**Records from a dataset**
──────

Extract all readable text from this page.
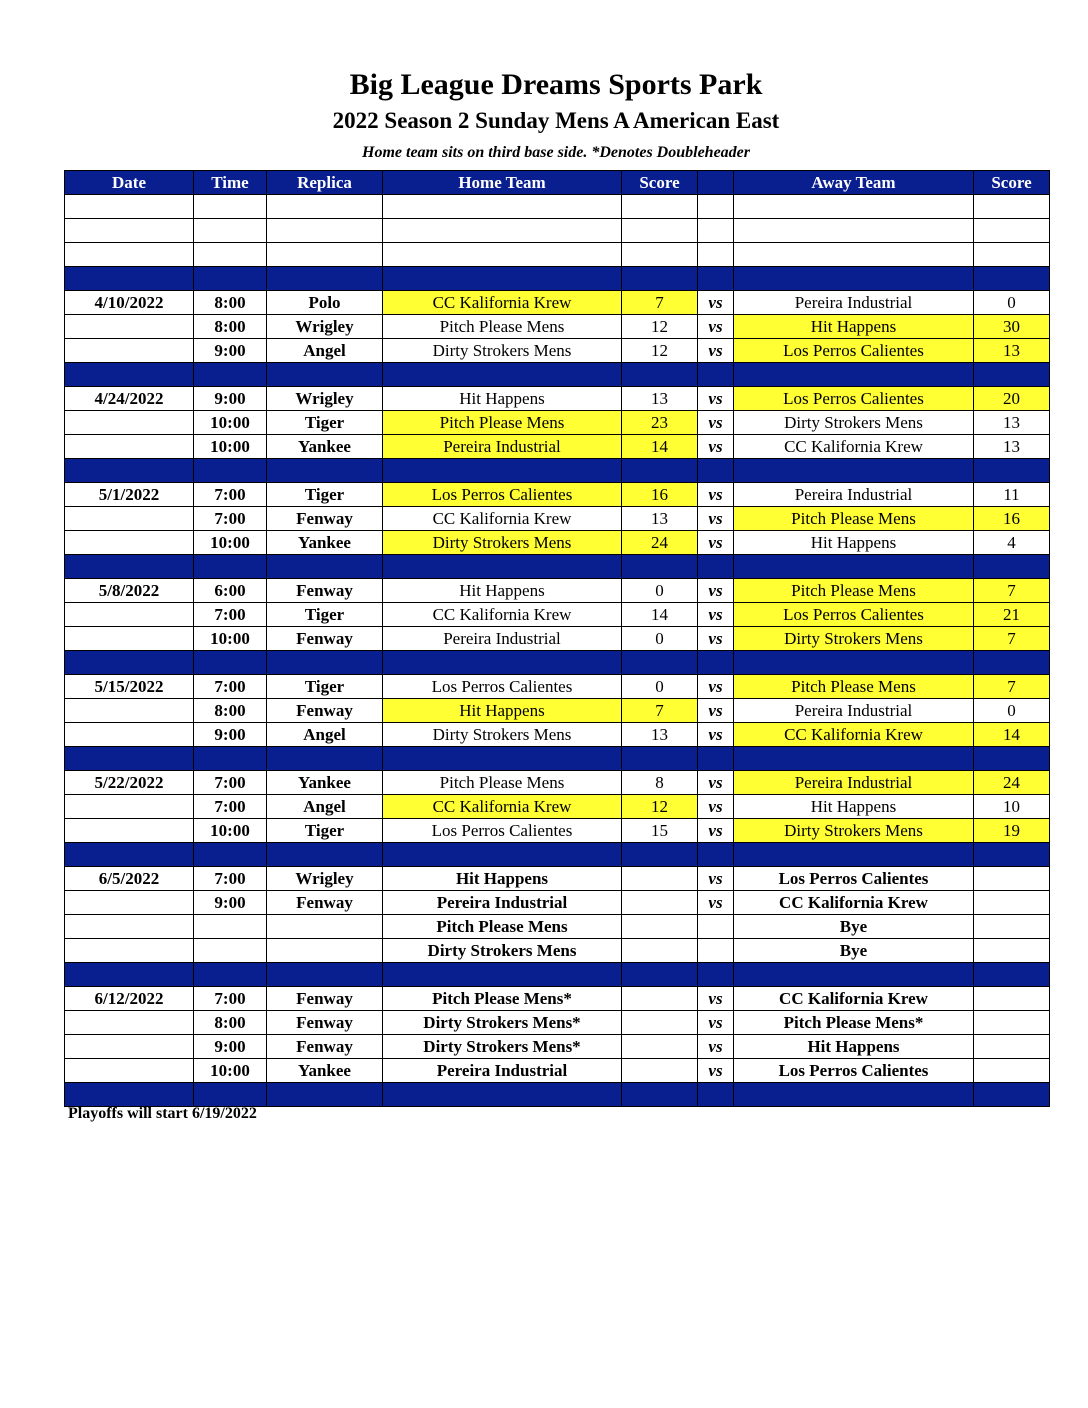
Big League Dreams Sports Park
2022 Season 2 Sunday Mens A American East
Home team sits on third base side. *Denotes Doubleheader
Date	Time	Replica	Home Team	Score		Away Team	Score

4/10/2022	8:00	Polo	CC Kalifornia Krew	7	vs	Pereira Industrial	0
	8:00	Wrigley	Pitch Please Mens	12	vs	Hit Happens	30
	9:00	Angel	Dirty Strokers Mens	12	vs	Los Perros Calientes	13

4/24/2022	9:00	Wrigley	Hit Happens	13	vs	Los Perros Calientes	20
	10:00	Tiger	Pitch Please Mens	23	vs	Dirty Strokers Mens	13
	10:00	Yankee	Pereira Industrial	14	vs	CC Kalifornia Krew	13

5/1/2022	7:00	Tiger	Los Perros Calientes	16	vs	Pereira Industrial	11
	7:00	Fenway	CC Kalifornia Krew	13	vs	Pitch Please Mens	16
	10:00	Yankee	Dirty Strokers Mens	24	vs	Hit Happens	4

5/8/2022	6:00	Fenway	Hit Happens	0	vs	Pitch Please Mens	7
	7:00	Tiger	CC Kalifornia Krew	14	vs	Los Perros Calientes	21
	10:00	Fenway	Pereira Industrial	0	vs	Dirty Strokers Mens	7

5/15/2022	7:00	Tiger	Los Perros Calientes	0	vs	Pitch Please Mens	7
	8:00	Fenway	Hit Happens	7	vs	Pereira Industrial	0
	9:00	Angel	Dirty Strokers Mens	13	vs	CC Kalifornia Krew	14

5/22/2022	7:00	Yankee	Pitch Please Mens	8	vs	Pereira Industrial	24
	7:00	Angel	CC Kalifornia Krew	12	vs	Hit Happens	10
	10:00	Tiger	Los Perros Calientes	15	vs	Dirty Strokers Mens	19

6/5/2022	7:00	Wrigley	Hit Happens		vs	Los Perros Calientes	
	9:00	Fenway	Pereira Industrial		vs	CC Kalifornia Krew	
			Pitch Please Mens			Bye	
			Dirty Strokers Mens			Bye	

6/12/2022	7:00	Fenway	Pitch Please Mens*		vs	CC Kalifornia Krew	
	8:00	Fenway	Dirty Strokers Mens*		vs	Pitch Please Mens*	
	9:00	Fenway	Dirty Strokers Mens*		vs	Hit Happens	
	10:00	Yankee	Pereira Industrial		vs	Los Perros Calientes	

Playoffs will start 6/19/2022
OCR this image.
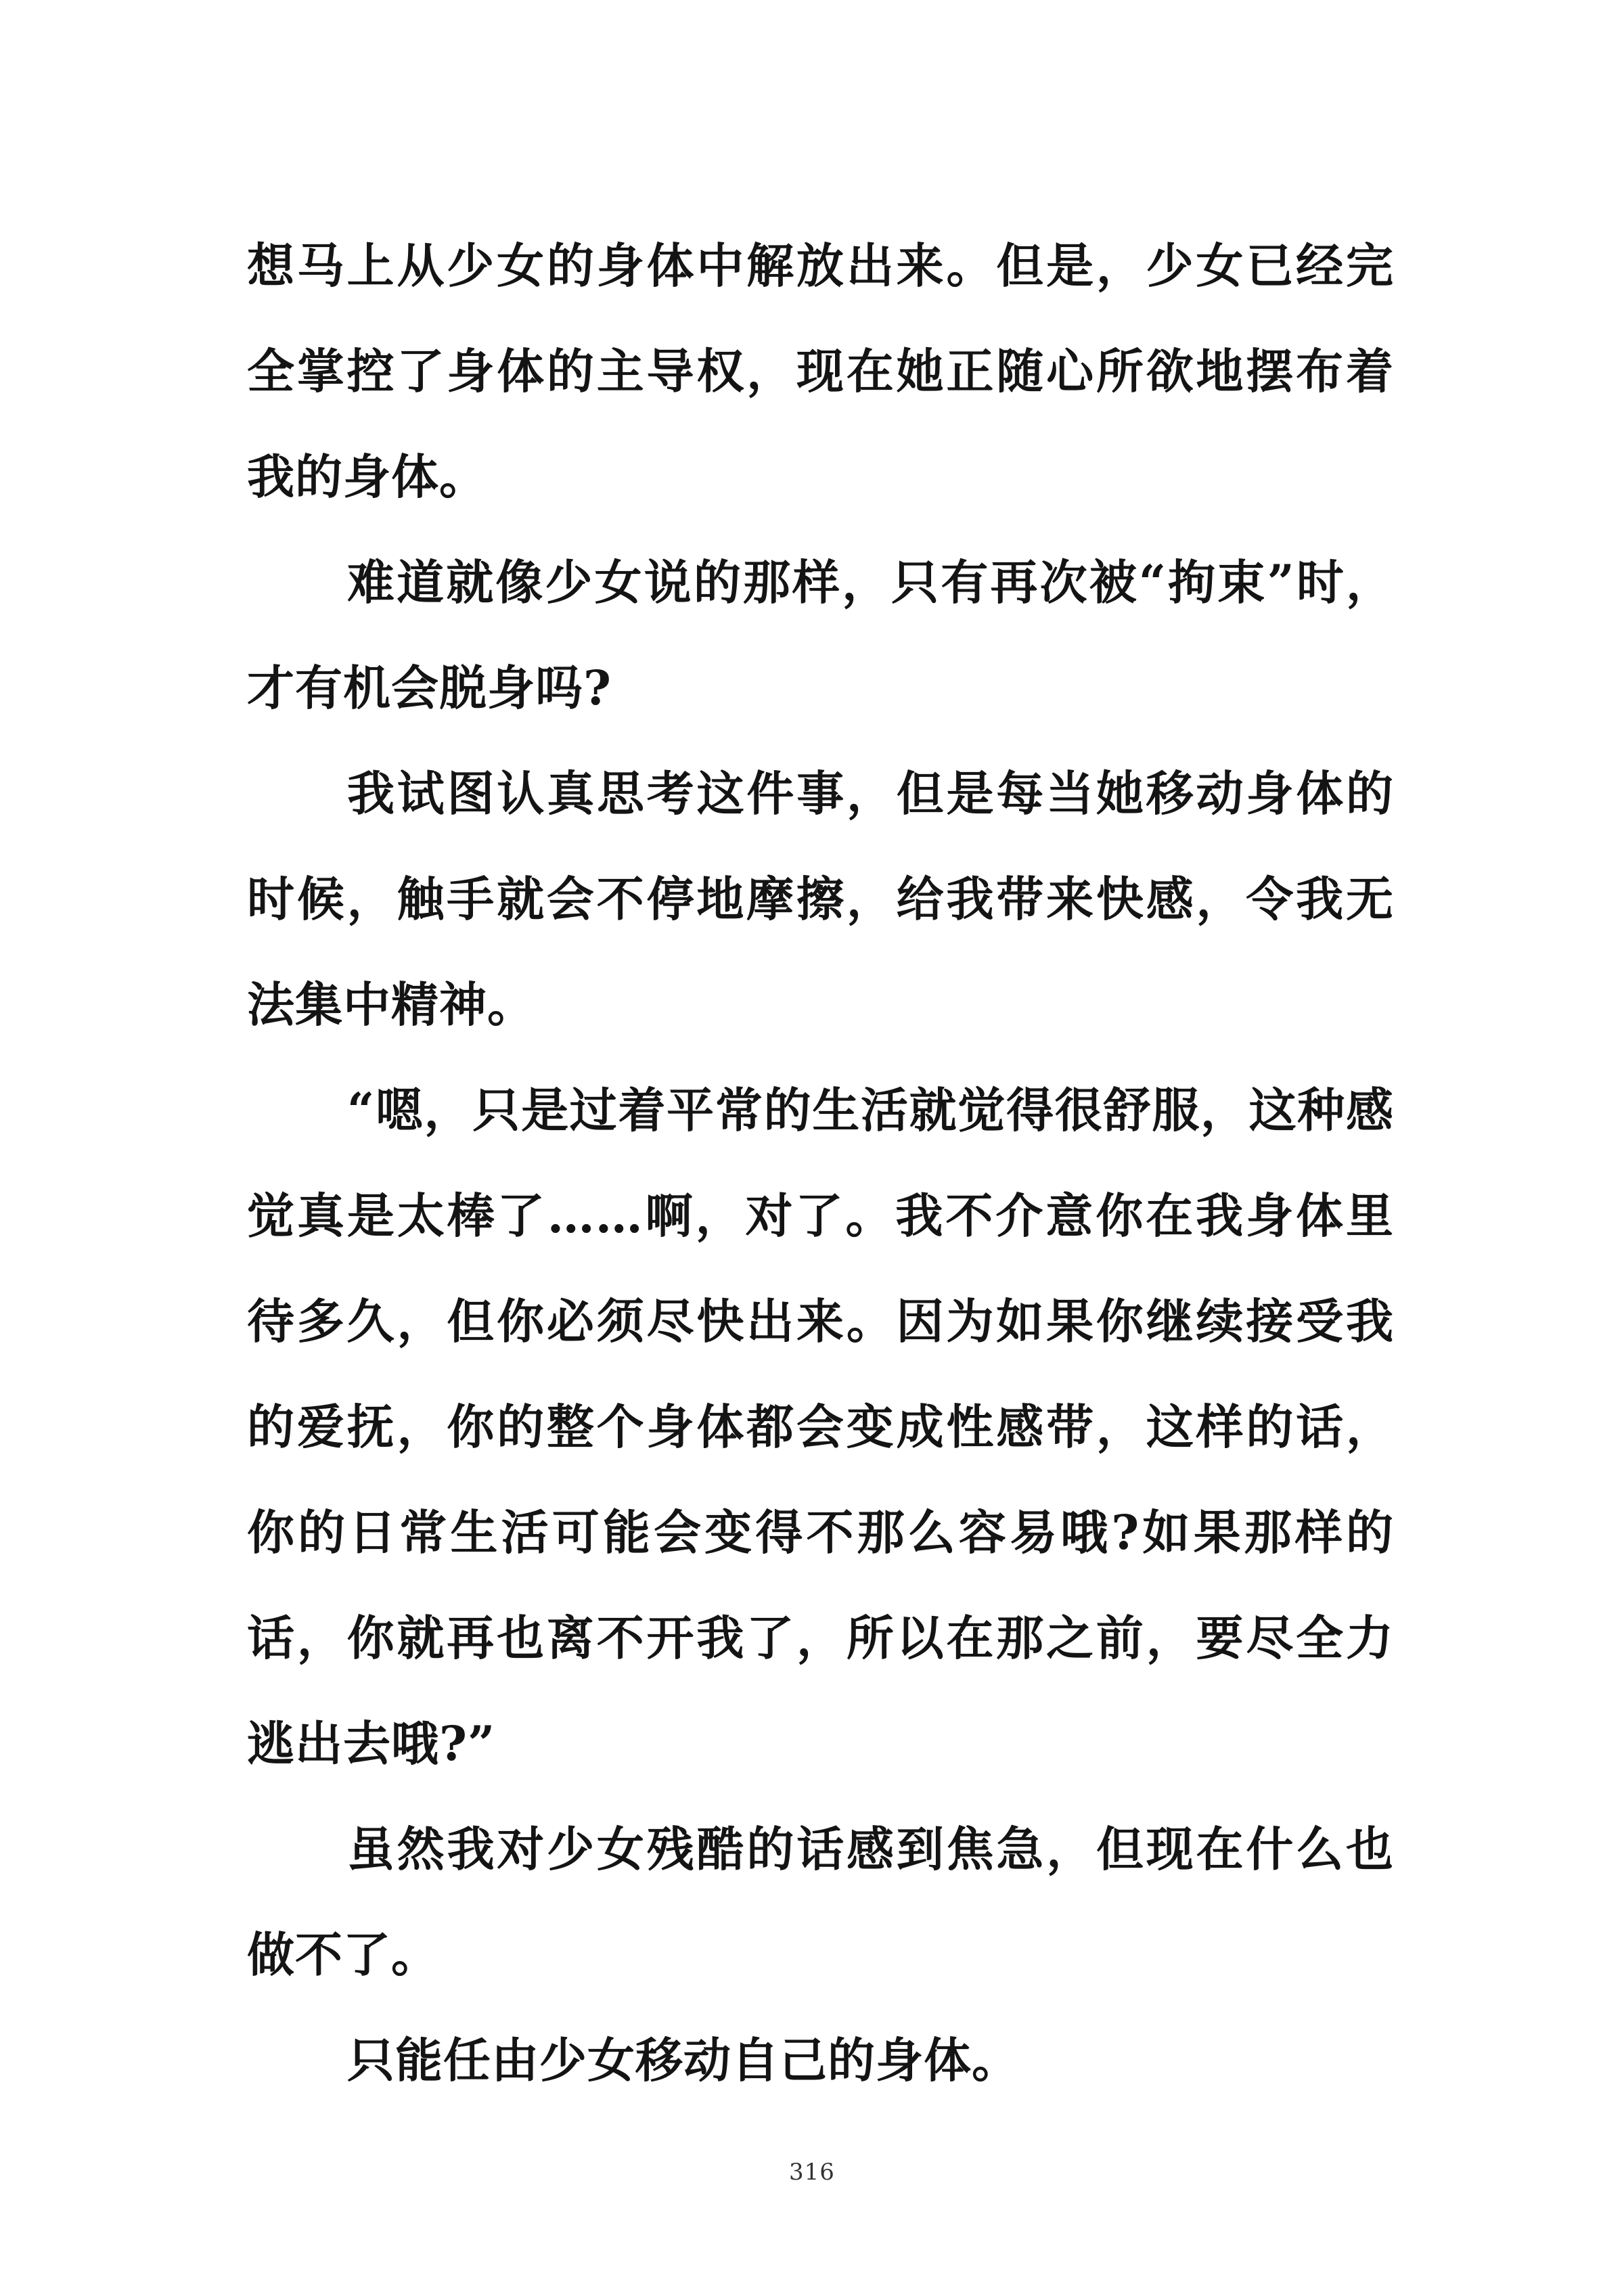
想马上从少女的身体中解放出来。但是，少女已经完全掌控了身体的主导权，现在她正随心所欲地摆布着我的身体。

难道就像少女说的那样，只有再次被“拘束”时，才有机会脱身吗?

我试图认真思考这件事，但是每当她移动身体的时候，触手就会不停地摩擦，给我带来快感，令我无法集中精神。

“嗯，只是过着平常的生活就觉得很舒服，这种感觉真是太棒了……啊，对了。我不介意你在我身体里待多久，但你必须尽快出来。因为如果你继续接受我的爱抚，你的整个身体都会变成性感带，这样的话，你的日常生活可能会变得不那么容易哦?如果那样的话，你就再也离不开我了，所以在那之前，要尽全力逃出去哦?”

虽然我对少女残酷的话感到焦急，但现在什么也做不了。

只能任由少女移动自己的身体。

316
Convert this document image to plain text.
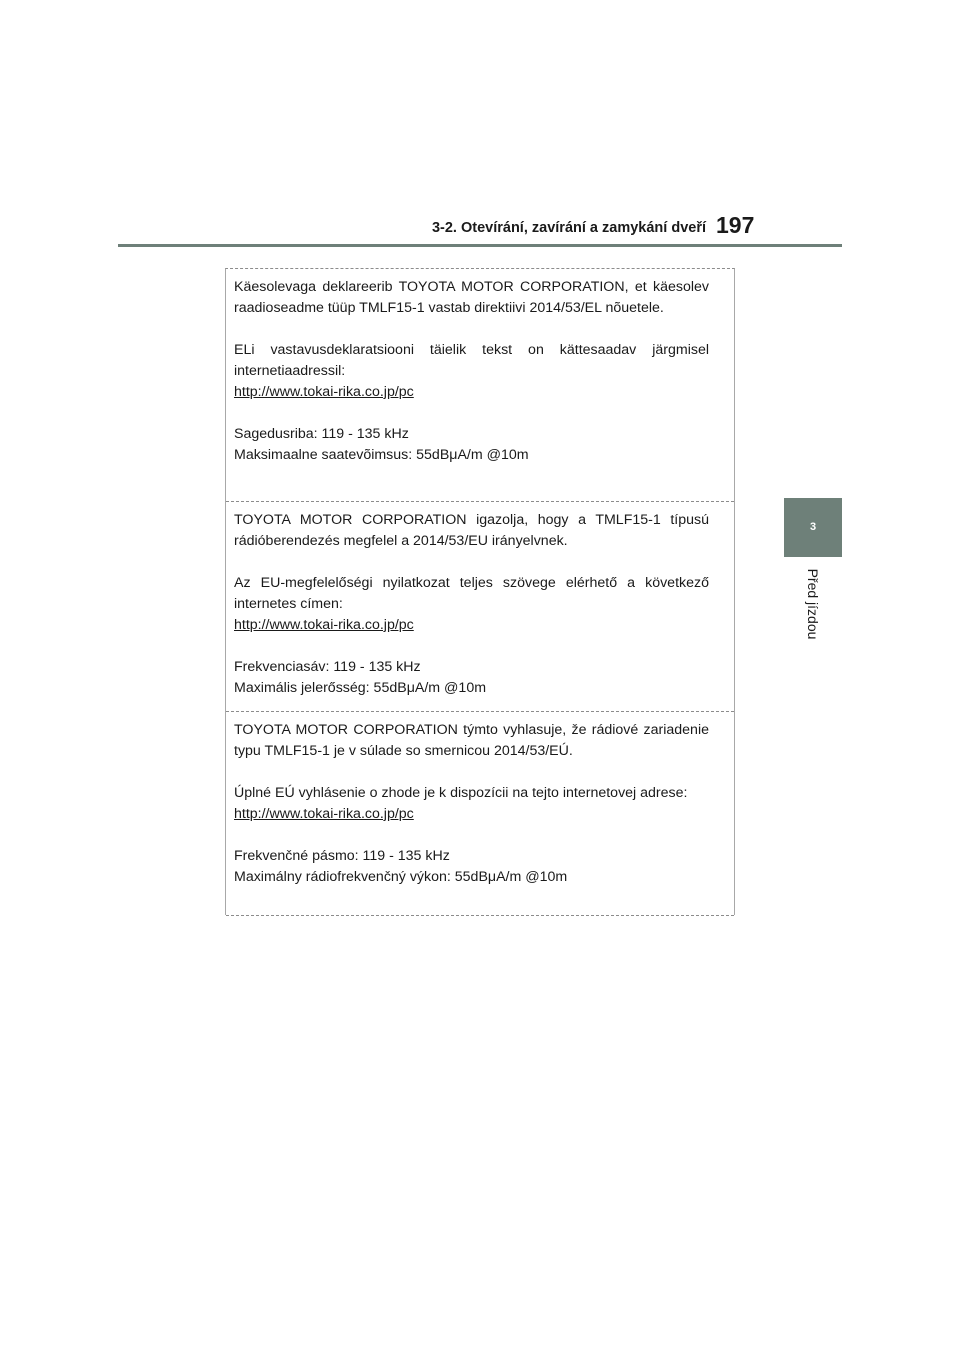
3-2. Otevírání, zavírání a zamykání dveří 197
3
Před jízdou

Käesolevaga deklareerib TOYOTA MOTOR CORPORATION, et käesolev raadioseadme tüüp TMLF15-1 vastab direktiivi 2014/53/EL nõuetele.

ELi vastavusdeklaratsiooni täielik tekst on kättesaadav järgmisel internetiaadressil:
http://www.tokai-rika.co.jp/pc

Sagedusriba: 119 - 135 kHz
Maksimaalne saatevõimsus: 55dBμA/m @10m

TOYOTA MOTOR CORPORATION igazolja, hogy a TMLF15-1 típusú rádióberendezés megfelel a 2014/53/EU irányelvnek.

Az EU-megfelelőségi nyilatkozat teljes szövege elérhető a következő internetes címen:
http://www.tokai-rika.co.jp/pc

Frekvenciasáv: 119 - 135 kHz
Maximális jelerősség: 55dBμA/m @10m

TOYOTA MOTOR CORPORATION týmto vyhlasuje, že rádiové zariadenie typu TMLF15-1 je v súlade so smernicou 2014/53/EÚ.

Úplné EÚ vyhlásenie o zhode je k dispozícii na tejto internetovej adrese:
http://www.tokai-rika.co.jp/pc

Frekvenčné pásmo: 119 - 135 kHz
Maximálny rádiofrekvenčný výkon: 55dBμA/m @10m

──────

**Goal**
Report each line in the preceding entries that holds the string "Angel".

**Result of the task**
	9:00	Angel	Dirty Strokers Mens	12	vs	Los Perros Calientes	13
	9:00	Angel	Dirty Strokers Mens	13	vs	CC Kalifornia Krew	14
	7:00	Angel	CC Kalifornia Krew	12	vs	Hit Happens	10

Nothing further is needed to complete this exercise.